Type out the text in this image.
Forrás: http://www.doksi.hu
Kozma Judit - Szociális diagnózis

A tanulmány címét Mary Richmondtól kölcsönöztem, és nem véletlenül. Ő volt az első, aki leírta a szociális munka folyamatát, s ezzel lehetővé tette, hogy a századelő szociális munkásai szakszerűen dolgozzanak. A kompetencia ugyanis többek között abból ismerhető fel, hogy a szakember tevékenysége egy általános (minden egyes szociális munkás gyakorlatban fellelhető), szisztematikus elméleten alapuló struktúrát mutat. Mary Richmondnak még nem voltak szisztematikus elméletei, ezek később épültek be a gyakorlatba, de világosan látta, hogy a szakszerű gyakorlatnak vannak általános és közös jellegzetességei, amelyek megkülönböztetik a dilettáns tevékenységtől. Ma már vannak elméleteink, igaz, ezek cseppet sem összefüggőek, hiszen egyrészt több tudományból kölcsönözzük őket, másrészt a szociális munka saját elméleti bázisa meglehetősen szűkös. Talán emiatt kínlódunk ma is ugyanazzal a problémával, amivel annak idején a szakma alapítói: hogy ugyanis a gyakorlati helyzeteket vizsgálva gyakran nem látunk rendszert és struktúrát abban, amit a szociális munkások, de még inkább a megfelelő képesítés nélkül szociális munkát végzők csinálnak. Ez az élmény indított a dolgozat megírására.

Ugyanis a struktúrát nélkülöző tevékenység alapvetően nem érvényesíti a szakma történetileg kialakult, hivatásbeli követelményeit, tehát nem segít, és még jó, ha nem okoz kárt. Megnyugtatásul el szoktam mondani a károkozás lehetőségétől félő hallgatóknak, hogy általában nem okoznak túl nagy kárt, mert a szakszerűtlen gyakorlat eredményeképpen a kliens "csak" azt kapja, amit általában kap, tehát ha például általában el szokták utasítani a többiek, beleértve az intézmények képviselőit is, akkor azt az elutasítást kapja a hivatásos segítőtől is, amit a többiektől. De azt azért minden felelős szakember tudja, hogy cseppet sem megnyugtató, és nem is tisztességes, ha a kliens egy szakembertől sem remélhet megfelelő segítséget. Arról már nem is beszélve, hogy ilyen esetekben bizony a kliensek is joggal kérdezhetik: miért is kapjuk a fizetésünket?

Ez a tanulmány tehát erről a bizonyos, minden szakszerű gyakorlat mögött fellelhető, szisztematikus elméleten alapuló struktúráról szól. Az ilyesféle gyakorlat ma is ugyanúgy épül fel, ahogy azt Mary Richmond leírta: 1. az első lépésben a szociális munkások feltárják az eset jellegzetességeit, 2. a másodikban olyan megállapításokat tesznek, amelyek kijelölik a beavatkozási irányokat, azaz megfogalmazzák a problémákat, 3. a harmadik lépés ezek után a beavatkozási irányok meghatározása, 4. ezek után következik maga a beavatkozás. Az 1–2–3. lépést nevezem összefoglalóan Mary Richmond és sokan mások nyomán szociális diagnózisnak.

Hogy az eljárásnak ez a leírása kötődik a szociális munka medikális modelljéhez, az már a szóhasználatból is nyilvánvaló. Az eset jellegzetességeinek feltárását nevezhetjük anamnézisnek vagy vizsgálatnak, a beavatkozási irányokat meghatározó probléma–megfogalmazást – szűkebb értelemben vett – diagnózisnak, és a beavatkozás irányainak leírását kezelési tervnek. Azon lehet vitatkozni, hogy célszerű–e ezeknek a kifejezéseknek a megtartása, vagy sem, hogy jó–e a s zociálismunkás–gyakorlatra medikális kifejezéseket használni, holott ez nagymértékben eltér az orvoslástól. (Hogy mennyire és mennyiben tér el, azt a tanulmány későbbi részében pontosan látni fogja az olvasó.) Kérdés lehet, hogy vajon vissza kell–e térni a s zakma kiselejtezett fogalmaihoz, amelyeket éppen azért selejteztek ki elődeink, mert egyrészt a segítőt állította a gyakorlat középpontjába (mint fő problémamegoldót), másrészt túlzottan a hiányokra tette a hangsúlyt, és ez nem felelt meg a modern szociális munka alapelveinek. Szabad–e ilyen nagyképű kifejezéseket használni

# EXERCISE:
Every record should be repeated exactly; please leave none out.

# RESPONSE TO THE TASK:
Type out the text in this image.
Forrás: http://www.doksi.hu
Kozma Judit - Szociális diagnózis

A tanulmány címét Mary Richmondtól kölcsönöztem, és nem véletlenül. Ő volt az első, aki leírta a szociális munka folyamatát, s ezzel lehetővé tette, hogy a századelő szociális munkásai szakszerűen dolgozzanak. A kompetencia ugyanis többek között abból ismerhető fel, hogy a szakember tevékenysége egy általános (minden egyes szociális munkás gyakorlatban fellelhető), szisztematikus elméleten alapuló struktúrát mutat. Mary Richmondnak még nem voltak szisztematikus elméletei, ezek később épültek be a gyakorlatba, de világosan látta, hogy a szakszerű gyakorlatnak vannak általános és közös jellegzetességei, amelyek megkülönböztetik a dilettáns tevékenységtől. Ma már vannak elméleteink, igaz, ezek cseppet sem összefüggőek, hiszen egyrészt több tudományból kölcsönözzük őket, másrészt a szociális munka saját elméleti bázisa meglehetősen szűkös. Talán emiatt kínlódunk ma is ugyanazzal a problémával, amivel annak idején a szakma alapítói: hogy ugyanis a gyakorlati helyzeteket vizsgálva gyakran nem látunk rendszert és struktúrát abban, amit a szociális munkások, de még inkább a megfelelő képesítés nélkül szociális munkát végzők csinálnak. Ez az élmény indított a dolgozat megírására.

Ugyanis a struktúrát nélkülöző tevékenység alapvetően nem érvényesíti a szakma történetileg kialakult, hivatásbeli követelményeit, tehát nem segít, és még jó, ha nem okoz kárt. Megnyugtatásul el szoktam mondani a károkozás lehetőségétől félő hallgatóknak, hogy általában nem okoznak túl nagy kárt, mert a szakszerűtlen gyakorlat eredményeképpen a kliens "csak" azt kapja, amit általában kap, tehát ha például általában el szokták utasítani a többiek, beleértve az intézmények képviselőit is, akkor azt az elutasítást kapja a hivatásos segítőtől is, amit a többiektől. De azt azért minden felelős szakember tudja, hogy cseppet sem megnyugtató, és nem is tisztességes, ha a kliens egy szakembertől sem remélhet megfelelő segítséget. Arról már nem is beszélve, hogy ilyen esetekben bizony a kliensek is joggal kérdezhetik: miért is kapjuk a fizetésünket?

Ez a tanulmány tehát erről a bizonyos, minden szakszerű gyakorlat mögött fellelhető, szisztematikus elméleten alapuló struktúráról szól. Az ilyesféle gyakorlat ma is ugyanúgy épül fel, ahogy azt Mary Richmond leírta: 1. az első lépésben a szociális munkások feltárják az eset jellegzetességeit, 2. a másodikban olyan megállapításokat tesznek, amelyek kijelölik a beavatkozási irányokat, azaz megfogalmazzák a problémákat, 3. a harmadik lépés ezek után a beavatkozási irányok meghatározása, 4. ezek után következik maga a beavatkozás. Az 1–2–3. lépést nevezem összefoglalóan Mary Richmond és sokan mások nyomán szociális diagnózisnak.

Hogy az eljárásnak ez a leírása kötődik a szociális munka medikális modelljéhez, az már a szóhasználatból is nyilvánvaló. Az eset jellegzetességeinek feltárását nevezhetjük anamnézisnek vagy vizsgálatnak, a beavatkozási irányokat meghatározó probléma–megfogalmazást – szűkebb értelemben vett – diagnózisnak, és a beavatkozás irányainak leírását kezelési tervnek. Azon lehet vitatkozni, hogy célszerű–e ezeknek a kifejezéseknek a megtartása, vagy sem, hogy jó–e a s zociálismunkás–gyakorlatra medikális kifejezéseket használni, holott ez nagymértékben eltér az orvoslástól. (Hogy mennyire és mennyiben tér el, azt a tanulmány későbbi részében pontosan látni fogja az olvasó.) Kérdés lehet, hogy vajon vissza kell–e térni a s zakma kiselejtezett fogalmaihoz, amelyeket éppen azért selejteztek ki elődeink, mert egyrészt a segítőt állította a gyakorlat középpontjába (mint fő problémamegoldót), másrészt túlzottan a hiányokra tette a hangsúlyt, és ez nem felelt meg a modern szociális munka alapelveinek. Szabad–e ilyen nagyképű kifejezéseket használni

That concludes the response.